> Challenge: Wherever "user" appears in a line, list that line.

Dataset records
----

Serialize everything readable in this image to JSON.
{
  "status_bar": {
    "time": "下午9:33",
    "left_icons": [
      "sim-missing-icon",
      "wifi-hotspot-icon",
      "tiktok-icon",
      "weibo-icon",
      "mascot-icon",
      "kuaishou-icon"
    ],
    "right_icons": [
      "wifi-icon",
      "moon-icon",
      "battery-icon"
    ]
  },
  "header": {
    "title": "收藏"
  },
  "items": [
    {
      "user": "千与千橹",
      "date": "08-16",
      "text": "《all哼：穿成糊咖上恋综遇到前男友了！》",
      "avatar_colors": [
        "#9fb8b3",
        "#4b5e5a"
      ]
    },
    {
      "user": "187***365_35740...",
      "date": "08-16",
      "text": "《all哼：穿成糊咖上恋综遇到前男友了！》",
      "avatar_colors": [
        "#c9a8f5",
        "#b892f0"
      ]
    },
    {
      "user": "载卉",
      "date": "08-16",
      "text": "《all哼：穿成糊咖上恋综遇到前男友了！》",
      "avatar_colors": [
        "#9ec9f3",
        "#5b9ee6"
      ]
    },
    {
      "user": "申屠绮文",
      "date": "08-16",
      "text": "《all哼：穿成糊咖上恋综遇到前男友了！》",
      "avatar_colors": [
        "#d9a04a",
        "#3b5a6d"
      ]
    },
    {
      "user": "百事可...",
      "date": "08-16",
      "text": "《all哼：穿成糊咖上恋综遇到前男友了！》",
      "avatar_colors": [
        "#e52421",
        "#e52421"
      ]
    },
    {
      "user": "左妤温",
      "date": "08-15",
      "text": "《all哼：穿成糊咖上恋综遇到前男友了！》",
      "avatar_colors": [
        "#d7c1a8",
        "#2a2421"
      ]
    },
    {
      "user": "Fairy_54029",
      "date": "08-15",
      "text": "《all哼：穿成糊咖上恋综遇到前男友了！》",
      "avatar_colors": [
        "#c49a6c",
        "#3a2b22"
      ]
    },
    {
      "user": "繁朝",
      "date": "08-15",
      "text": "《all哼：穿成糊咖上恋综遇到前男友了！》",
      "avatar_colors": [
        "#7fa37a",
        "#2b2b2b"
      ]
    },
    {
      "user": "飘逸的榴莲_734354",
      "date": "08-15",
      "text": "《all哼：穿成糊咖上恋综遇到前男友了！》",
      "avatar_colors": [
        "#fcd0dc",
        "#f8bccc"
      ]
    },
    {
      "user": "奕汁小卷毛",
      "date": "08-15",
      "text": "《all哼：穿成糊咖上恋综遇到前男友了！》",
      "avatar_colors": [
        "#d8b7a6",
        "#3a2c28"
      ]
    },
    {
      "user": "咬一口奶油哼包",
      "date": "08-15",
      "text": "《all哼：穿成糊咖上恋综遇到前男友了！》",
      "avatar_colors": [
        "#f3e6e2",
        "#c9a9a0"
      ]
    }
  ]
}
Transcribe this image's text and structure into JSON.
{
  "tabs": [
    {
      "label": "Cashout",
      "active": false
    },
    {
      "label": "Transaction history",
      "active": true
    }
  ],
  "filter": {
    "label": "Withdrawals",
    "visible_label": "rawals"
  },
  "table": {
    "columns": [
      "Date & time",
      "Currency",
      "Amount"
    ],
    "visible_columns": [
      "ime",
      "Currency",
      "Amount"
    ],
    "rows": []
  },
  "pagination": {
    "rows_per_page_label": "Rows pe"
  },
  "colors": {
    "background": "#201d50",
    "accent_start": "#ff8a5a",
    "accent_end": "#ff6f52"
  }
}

----

> Problem solution:
      "user": "千与千橹",
      "user": "187***365_35740...",
      "user": "载卉",
      "user": "申屠绮文",
      "user": "百事可...",
      "user": "左妤温",
      "user": "Fairy_54029",
      "user": "繁朝",
      "user": "飘逸的榴莲_734354",
      "user": "奕汁小卷毛",
      "user": "咬一口奶油哼包",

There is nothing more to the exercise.